• **Challenge**
Without omitting anything, return the records precisely as given.

• **Exercise material**

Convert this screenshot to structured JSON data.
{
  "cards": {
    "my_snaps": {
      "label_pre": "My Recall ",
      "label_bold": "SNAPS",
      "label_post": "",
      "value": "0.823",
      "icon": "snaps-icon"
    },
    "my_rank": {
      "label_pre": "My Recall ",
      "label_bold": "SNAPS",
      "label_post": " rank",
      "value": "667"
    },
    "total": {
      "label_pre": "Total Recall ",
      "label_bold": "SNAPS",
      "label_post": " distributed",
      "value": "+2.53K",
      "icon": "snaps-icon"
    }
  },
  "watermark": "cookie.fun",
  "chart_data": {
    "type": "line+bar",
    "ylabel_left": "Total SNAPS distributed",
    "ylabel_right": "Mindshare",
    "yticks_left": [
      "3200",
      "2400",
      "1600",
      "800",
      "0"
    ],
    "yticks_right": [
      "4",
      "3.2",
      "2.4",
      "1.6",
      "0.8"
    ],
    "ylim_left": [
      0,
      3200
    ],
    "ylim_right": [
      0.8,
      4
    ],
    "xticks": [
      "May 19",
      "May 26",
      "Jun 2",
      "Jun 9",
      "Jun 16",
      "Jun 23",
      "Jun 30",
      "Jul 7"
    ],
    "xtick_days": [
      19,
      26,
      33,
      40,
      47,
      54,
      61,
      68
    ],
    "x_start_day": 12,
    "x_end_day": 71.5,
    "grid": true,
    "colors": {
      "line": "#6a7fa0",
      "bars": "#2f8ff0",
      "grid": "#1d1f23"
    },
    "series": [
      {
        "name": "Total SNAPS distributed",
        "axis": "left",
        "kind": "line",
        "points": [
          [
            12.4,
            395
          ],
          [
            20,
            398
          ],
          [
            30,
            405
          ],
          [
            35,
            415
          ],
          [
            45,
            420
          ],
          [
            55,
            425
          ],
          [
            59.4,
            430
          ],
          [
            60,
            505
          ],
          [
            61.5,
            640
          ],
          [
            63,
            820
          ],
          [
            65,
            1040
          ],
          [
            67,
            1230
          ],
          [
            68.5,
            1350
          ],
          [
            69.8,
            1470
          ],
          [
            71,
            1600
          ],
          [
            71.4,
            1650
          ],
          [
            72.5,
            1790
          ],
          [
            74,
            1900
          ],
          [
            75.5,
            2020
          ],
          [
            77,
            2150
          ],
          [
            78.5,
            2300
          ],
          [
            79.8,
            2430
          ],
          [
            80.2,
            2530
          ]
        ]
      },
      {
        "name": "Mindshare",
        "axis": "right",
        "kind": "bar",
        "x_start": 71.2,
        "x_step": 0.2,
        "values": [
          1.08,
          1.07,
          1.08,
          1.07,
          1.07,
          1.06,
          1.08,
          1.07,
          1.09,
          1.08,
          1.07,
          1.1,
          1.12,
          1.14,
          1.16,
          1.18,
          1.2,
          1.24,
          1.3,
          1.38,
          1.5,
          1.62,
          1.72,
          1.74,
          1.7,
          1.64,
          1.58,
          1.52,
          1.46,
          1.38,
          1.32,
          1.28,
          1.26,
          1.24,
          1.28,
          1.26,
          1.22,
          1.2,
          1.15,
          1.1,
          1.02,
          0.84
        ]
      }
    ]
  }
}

• **Task result**
Convert this screenshot to structured JSON data.
{
  "cards": {
    "my_snaps": {
      "label_pre": "My Recall ",
      "label_bold": "SNAPS",
      "label_post": "",
      "value": "0.823",
      "icon": "snaps-icon"
    },
    "my_rank": {
      "label_pre": "My Recall ",
      "label_bold": "SNAPS",
      "label_post": " rank",
      "value": "667"
    },
    "total": {
      "label_pre": "Total Recall ",
      "label_bold": "SNAPS",
      "label_post": " distributed",
      "value": "+2.53K",
      "icon": "snaps-icon"
    }
  },
  "watermark": "cookie.fun",
  "chart_data": {
    "type": "line+bar",
    "ylabel_left": "Total SNAPS distributed",
    "ylabel_right": "Mindshare",
    "yticks_left": [
      "3200",
      "2400",
      "1600",
      "800",
      "0"
    ],
    "yticks_right": [
      "4",
      "3.2",
      "2.4",
      "1.6",
      "0.8"
    ],
    "ylim_left": [
      0,
      3200
    ],
    "ylim_right": [
      0.8,
      4
    ],
    "xticks": [
      "May 19",
      "May 26",
      "Jun 2",
      "Jun 9",
      "Jun 16",
      "Jun 23",
      "Jun 30",
      "Jul 7"
    ],
    "xtick_days": [
      19,
      26,
      33,
      40,
      47,
      54,
      61,
      68
    ],
    "x_start_day": 12,
    "x_end_day": 71.5,
    "grid": true,
    "colors": {
      "line": "#6a7fa0",
      "bars": "#2f8ff0",
      "grid": "#1d1f23"
    },
    "series": [
      {
        "name": "Total SNAPS distributed",
        "axis": "left",
        "kind": "line",
        "points": [
          [
            12.4,
            395
          ],
          [
            20,
            398
          ],
          [
            30,
            405
          ],
          [
            35,
            415
          ],
          [
            45,
            420
          ],
          [
            55,
            425
          ],
          [
            59.4,
            430
          ],
          [
            60,
            505
          ],
          [
            61.5,
            640
          ],
          [
            63,
            820
          ],
          [
            65,
            1040
          ],
          [
            67,
            1230
          ],
          [
            68.5,
            1350
          ],
          [
            69.8,
            1470
          ],
          [
            71,
            1600
          ],
          [
            71.4,
            1650
          ],
          [
            72.5,
            1790
          ],
          [
            74,
            1900
          ],
          [
            75.5,
            2020
          ],
          [
            77,
            2150
          ],
          [
            78.5,
            2300
          ],
          [
            79.8,
            2430
          ],
          [
            80.2,
            2530
          ]
        ]
      },
      {
        "name": "Mindshare",
        "axis": "right",
        "kind": "bar",
        "x_start": 71.2,
        "x_step": 0.2,
        "values": [
          1.08,
          1.07,
          1.08,
          1.07,
          1.07,
          1.06,
          1.08,
          1.07,
          1.09,
          1.08,
          1.07,
          1.1,
          1.12,
          1.14,
          1.16,
          1.18,
          1.2,
          1.24,
          1.3,
          1.38,
          1.5,
          1.62,
          1.72,
          1.74,
          1.7,
          1.64,
          1.58,
          1.52,
          1.46,
          1.38,
          1.32,
          1.28,
          1.26,
          1.24,
          1.28,
          1.26,
          1.22,
          1.2,
          1.15,
          1.1,
          1.02,
          0.84
        ]
      }
    ]
  }
}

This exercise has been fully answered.